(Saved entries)
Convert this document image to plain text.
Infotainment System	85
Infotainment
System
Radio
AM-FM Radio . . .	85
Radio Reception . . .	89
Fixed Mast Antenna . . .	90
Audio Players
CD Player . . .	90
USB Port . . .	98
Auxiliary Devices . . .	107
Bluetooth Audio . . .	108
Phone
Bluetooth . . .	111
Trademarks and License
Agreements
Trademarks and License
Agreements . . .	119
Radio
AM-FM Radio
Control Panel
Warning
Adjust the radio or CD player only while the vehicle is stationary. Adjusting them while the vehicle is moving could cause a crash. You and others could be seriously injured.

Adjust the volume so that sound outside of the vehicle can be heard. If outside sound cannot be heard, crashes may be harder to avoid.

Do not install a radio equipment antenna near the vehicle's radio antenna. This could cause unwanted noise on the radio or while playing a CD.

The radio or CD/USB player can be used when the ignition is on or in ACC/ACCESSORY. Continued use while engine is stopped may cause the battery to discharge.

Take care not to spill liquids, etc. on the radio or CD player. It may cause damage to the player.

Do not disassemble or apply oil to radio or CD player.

__TASK TO CARRY OUT__:
Reproduce the material above, every line of it, exactly.

__RIGHT ANSWER__:
Convert this document image to plain text.
Infotainment System	85
Infotainment
System
Radio
AM-FM Radio . . .	85
Radio Reception . . .	89
Fixed Mast Antenna . . .	90
Audio Players
CD Player . . .	90
USB Port . . .	98
Auxiliary Devices . . .	107
Bluetooth Audio . . .	108
Phone
Bluetooth . . .	111
Trademarks and License
Agreements
Trademarks and License
Agreements . . .	119
Radio
AM-FM Radio
Control Panel
Warning
Adjust the radio or CD player only while the vehicle is stationary. Adjusting them while the vehicle is moving could cause a crash. You and others could be seriously injured.

Adjust the volume so that sound outside of the vehicle can be heard. If outside sound cannot be heard, crashes may be harder to avoid.

Do not install a radio equipment antenna near the vehicle's radio antenna. This could cause unwanted noise on the radio or while playing a CD.

The radio or CD/USB player can be used when the ignition is on or in ACC/ACCESSORY. Continued use while engine is stopped may cause the battery to discharge.

Take care not to spill liquids, etc. on the radio or CD player. It may cause damage to the player.

Do not disassemble or apply oil to radio or CD player.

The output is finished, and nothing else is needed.